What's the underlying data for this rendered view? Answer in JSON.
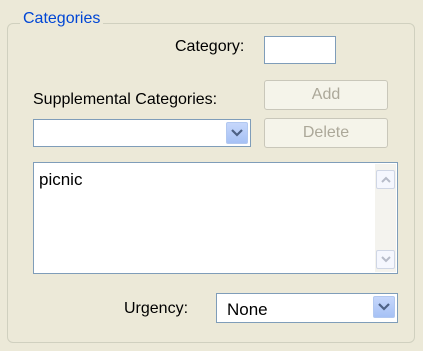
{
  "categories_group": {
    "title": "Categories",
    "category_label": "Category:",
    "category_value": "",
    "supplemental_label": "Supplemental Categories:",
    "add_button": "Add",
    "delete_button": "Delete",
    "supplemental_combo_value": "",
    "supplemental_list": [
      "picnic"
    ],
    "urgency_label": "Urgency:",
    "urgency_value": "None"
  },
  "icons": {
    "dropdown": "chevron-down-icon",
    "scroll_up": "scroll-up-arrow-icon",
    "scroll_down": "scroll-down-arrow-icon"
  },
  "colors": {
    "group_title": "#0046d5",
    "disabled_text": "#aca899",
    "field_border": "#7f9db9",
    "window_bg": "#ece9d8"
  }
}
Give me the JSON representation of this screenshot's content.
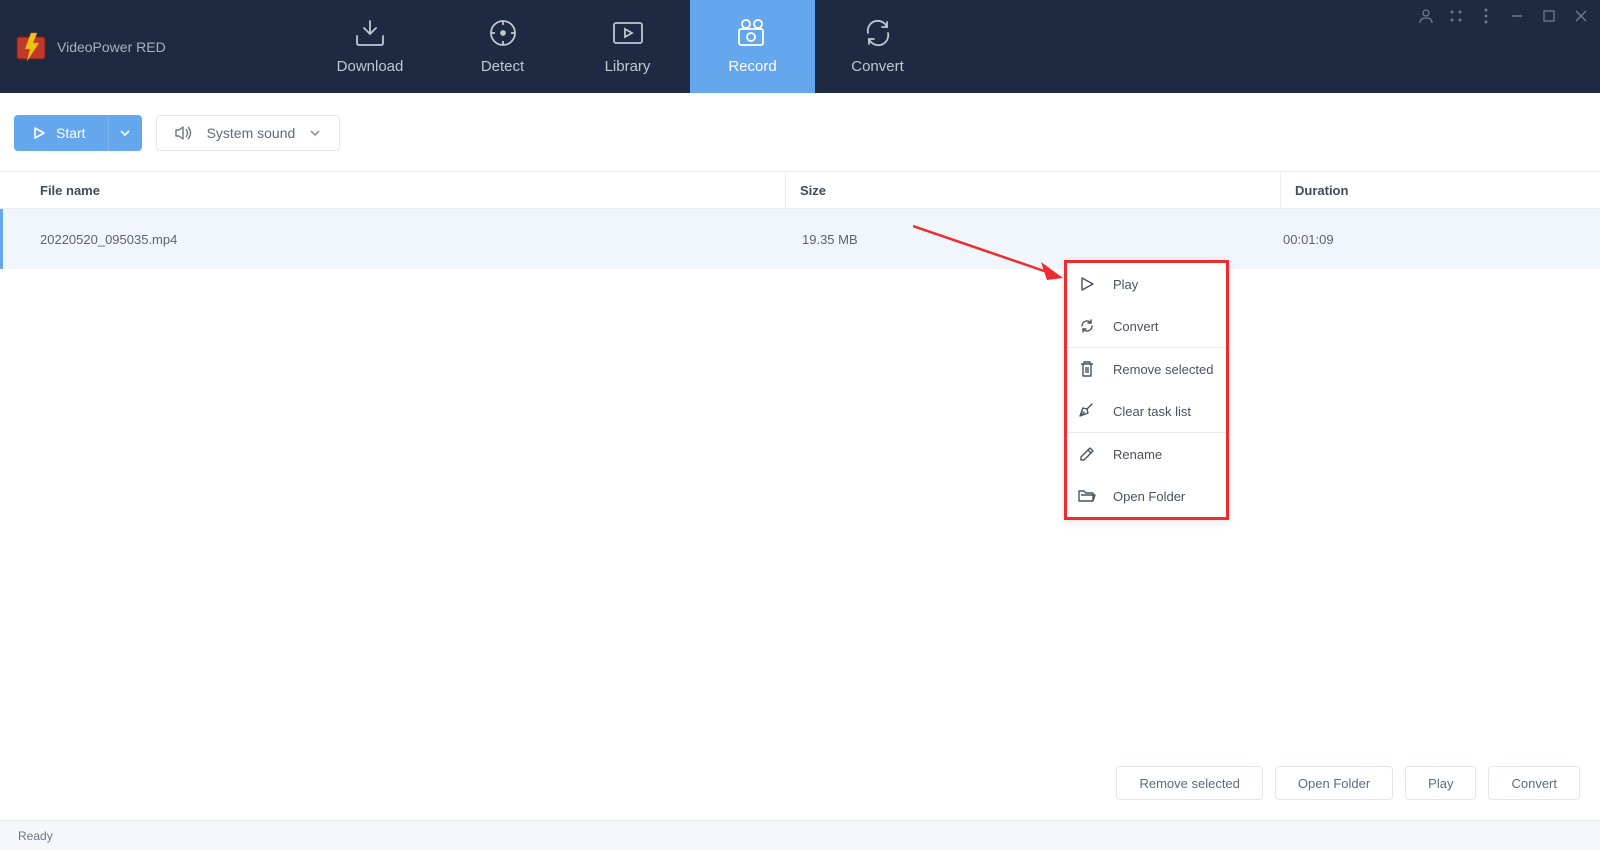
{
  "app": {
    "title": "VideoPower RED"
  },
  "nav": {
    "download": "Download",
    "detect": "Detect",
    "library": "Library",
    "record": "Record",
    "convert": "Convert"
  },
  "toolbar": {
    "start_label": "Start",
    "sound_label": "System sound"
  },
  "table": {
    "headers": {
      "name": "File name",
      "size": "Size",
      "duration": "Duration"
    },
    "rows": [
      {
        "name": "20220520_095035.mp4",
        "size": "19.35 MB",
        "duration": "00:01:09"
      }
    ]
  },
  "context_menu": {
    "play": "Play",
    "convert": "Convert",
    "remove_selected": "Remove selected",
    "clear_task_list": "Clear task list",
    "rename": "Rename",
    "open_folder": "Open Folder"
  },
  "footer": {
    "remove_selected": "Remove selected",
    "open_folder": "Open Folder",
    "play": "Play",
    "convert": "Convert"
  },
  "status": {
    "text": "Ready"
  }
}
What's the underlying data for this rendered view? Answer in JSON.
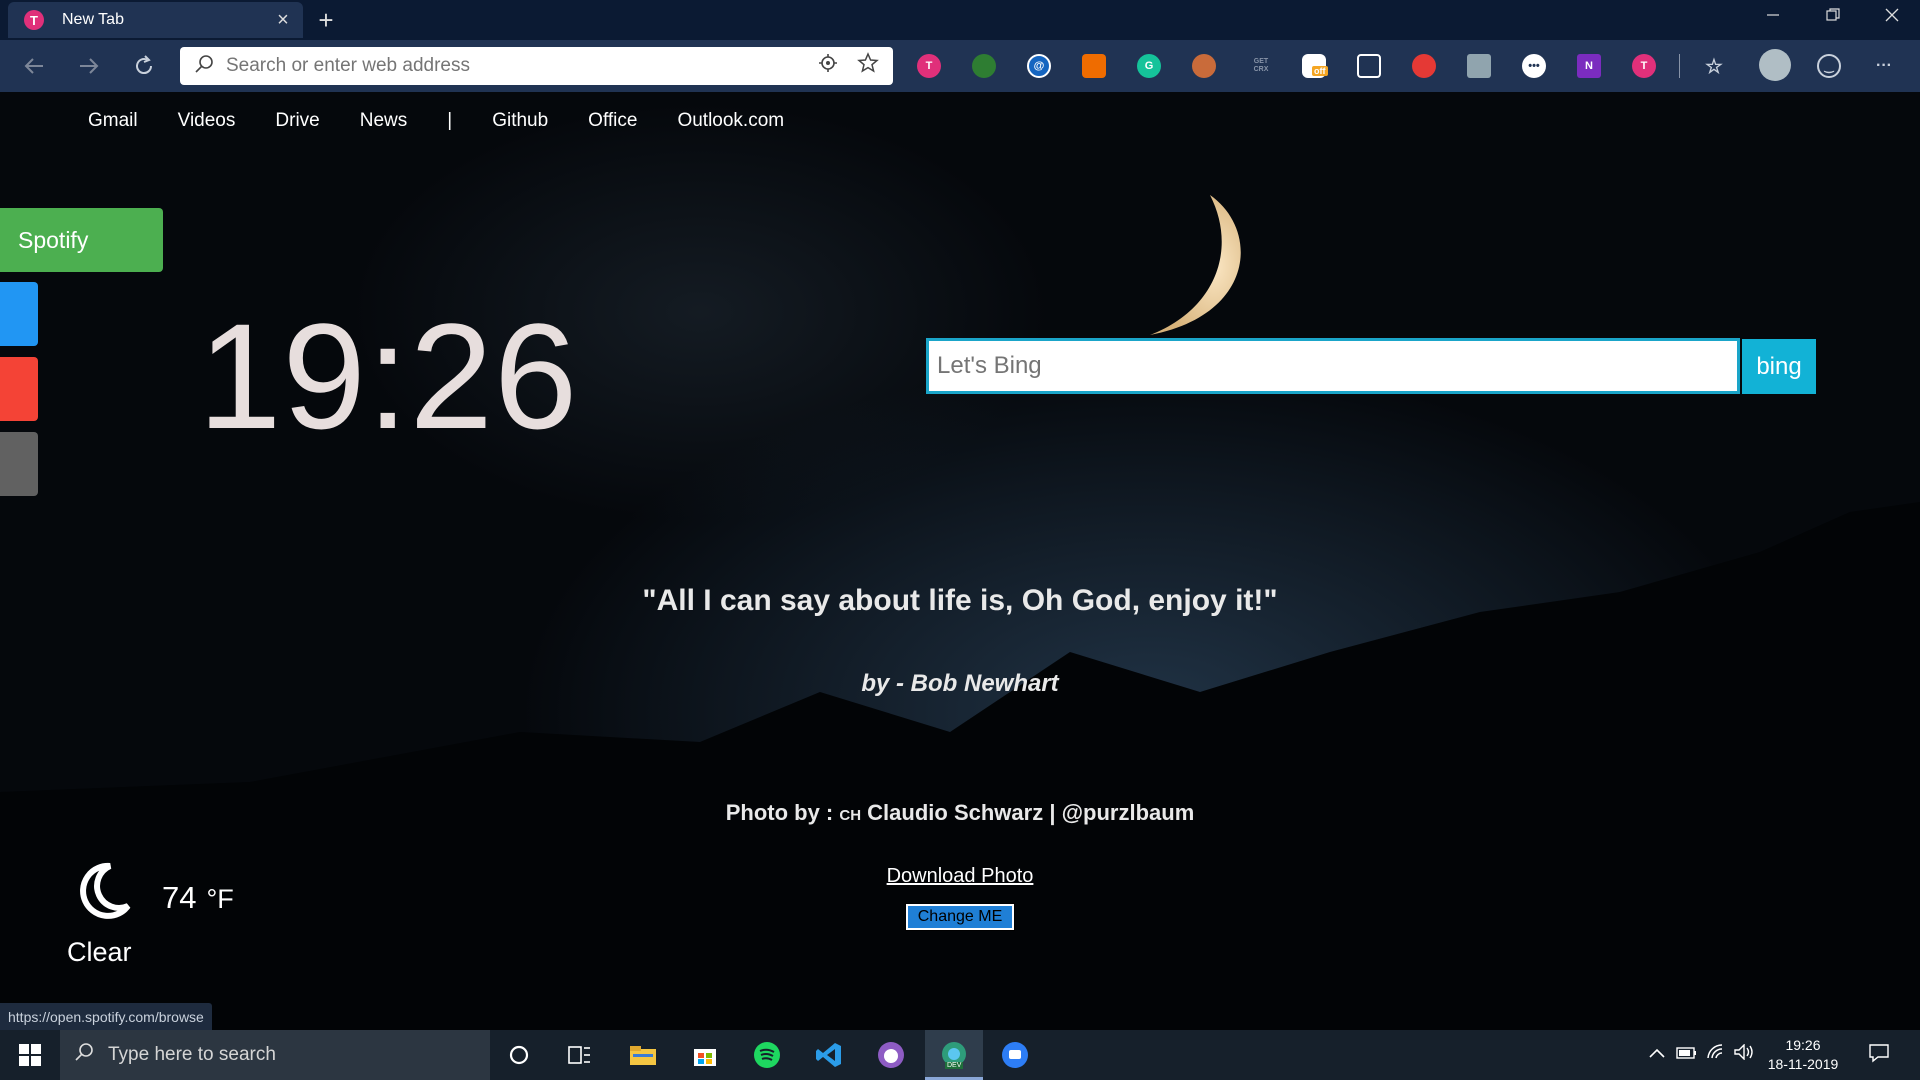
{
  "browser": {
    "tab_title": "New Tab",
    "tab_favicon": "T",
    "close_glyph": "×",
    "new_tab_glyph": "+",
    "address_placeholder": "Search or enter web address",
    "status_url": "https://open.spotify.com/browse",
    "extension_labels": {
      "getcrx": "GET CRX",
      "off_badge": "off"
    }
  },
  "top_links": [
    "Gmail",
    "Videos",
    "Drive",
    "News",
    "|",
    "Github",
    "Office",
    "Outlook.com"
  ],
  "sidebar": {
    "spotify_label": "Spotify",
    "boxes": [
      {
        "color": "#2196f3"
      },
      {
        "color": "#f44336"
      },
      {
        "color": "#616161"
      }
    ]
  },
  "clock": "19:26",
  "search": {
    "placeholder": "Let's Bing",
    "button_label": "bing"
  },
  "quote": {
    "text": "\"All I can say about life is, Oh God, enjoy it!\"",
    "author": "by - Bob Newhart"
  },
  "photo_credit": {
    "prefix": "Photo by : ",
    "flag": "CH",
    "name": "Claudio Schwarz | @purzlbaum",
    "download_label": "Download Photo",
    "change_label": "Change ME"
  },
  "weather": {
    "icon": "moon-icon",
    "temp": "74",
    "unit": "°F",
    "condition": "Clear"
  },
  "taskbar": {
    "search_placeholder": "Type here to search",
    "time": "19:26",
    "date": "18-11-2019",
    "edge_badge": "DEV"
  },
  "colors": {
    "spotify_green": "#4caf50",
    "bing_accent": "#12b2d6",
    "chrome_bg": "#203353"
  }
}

----

§ Task brief: The records above should be reproduced exactly, with no pictures included.

§ Output of the exercise:
What's the underlying data for this rendered view? Answer in JSON.
{
  "categories_group": {
    "title": "Categories",
    "category_label": "Category:",
    "category_value": "",
    "supplemental_label": "Supplemental Categories:",
    "add_button": "Add",
    "delete_button": "Delete",
    "supplemental_combo_value": "",
    "supplemental_list": [
      "picnic"
    ],
    "urgency_label": "Urgency:",
    "urgency_value": "None"
  },
  "icons": {
    "dropdown": "chevron-down-icon",
    "scroll_up": "scroll-up-arrow-icon",
    "scroll_down": "scroll-down-arrow-icon"
  },
  "colors": {
    "group_title": "#0046d5",
    "disabled_text": "#aca899",
    "field_border": "#7f9db9",
    "window_bg": "#ece9d8"
  }
}
Give me the JSON representation of this screenshot's content.
{
  "app": {
    "title": "VideoPower RED"
  },
  "nav": {
    "download": "Download",
    "detect": "Detect",
    "library": "Library",
    "record": "Record",
    "convert": "Convert"
  },
  "toolbar": {
    "start_label": "Start",
    "sound_label": "System sound"
  },
  "table": {
    "headers": {
      "name": "File name",
      "size": "Size",
      "duration": "Duration"
    },
    "rows": [
      {
        "name": "20220520_095035.mp4",
        "size": "19.35 MB",
        "duration": "00:01:09"
      }
    ]
  },
  "context_menu": {
    "play": "Play",
    "convert": "Convert",
    "remove_selected": "Remove selected",
    "clear_task_list": "Clear task list",
    "rename": "Rename",
    "open_folder": "Open Folder"
  },
  "footer": {
    "remove_selected": "Remove selected",
    "open_folder": "Open Folder",
    "play": "Play",
    "convert": "Convert"
  },
  "status": {
    "text": "Ready"
  }
}
What's the underlying data for this rendered view? Answer in JSON.
{
  "browser": {
    "tab_title": "New Tab",
    "tab_favicon": "T",
    "close_glyph": "×",
    "new_tab_glyph": "+",
    "address_placeholder": "Search or enter web address",
    "status_url": "https://open.spotify.com/browse",
    "extension_labels": {
      "getcrx": "GET CRX",
      "off_badge": "off"
    }
  },
  "top_links": [
    "Gmail",
    "Videos",
    "Drive",
    "News",
    "|",
    "Github",
    "Office",
    "Outlook.com"
  ],
  "sidebar": {
    "spotify_label": "Spotify",
    "boxes": [
      {
        "color": "#2196f3"
      },
      {
        "color": "#f44336"
      },
      {
        "color": "#616161"
      }
    ]
  },
  "clock": "19:26",
  "search": {
    "placeholder": "Let's Bing",
    "button_label": "bing"
  },
  "quote": {
    "text": "\"All I can say about life is, Oh God, enjoy it!\"",
    "author": "by - Bob Newhart"
  },
  "photo_credit": {
    "prefix": "Photo by : ",
    "flag": "CH",
    "name": "Claudio Schwarz | @purzlbaum",
    "download_label": "Download Photo",
    "change_label": "Change ME"
  },
  "weather": {
    "icon": "moon-icon",
    "temp": "74",
    "unit": "°F",
    "condition": "Clear"
  },
  "taskbar": {
    "search_placeholder": "Type here to search",
    "time": "19:26",
    "date": "18-11-2019",
    "edge_badge": "DEV"
  },
  "colors": {
    "spotify_green": "#4caf50",
    "bing_accent": "#12b2d6",
    "chrome_bg": "#203353"
  }
}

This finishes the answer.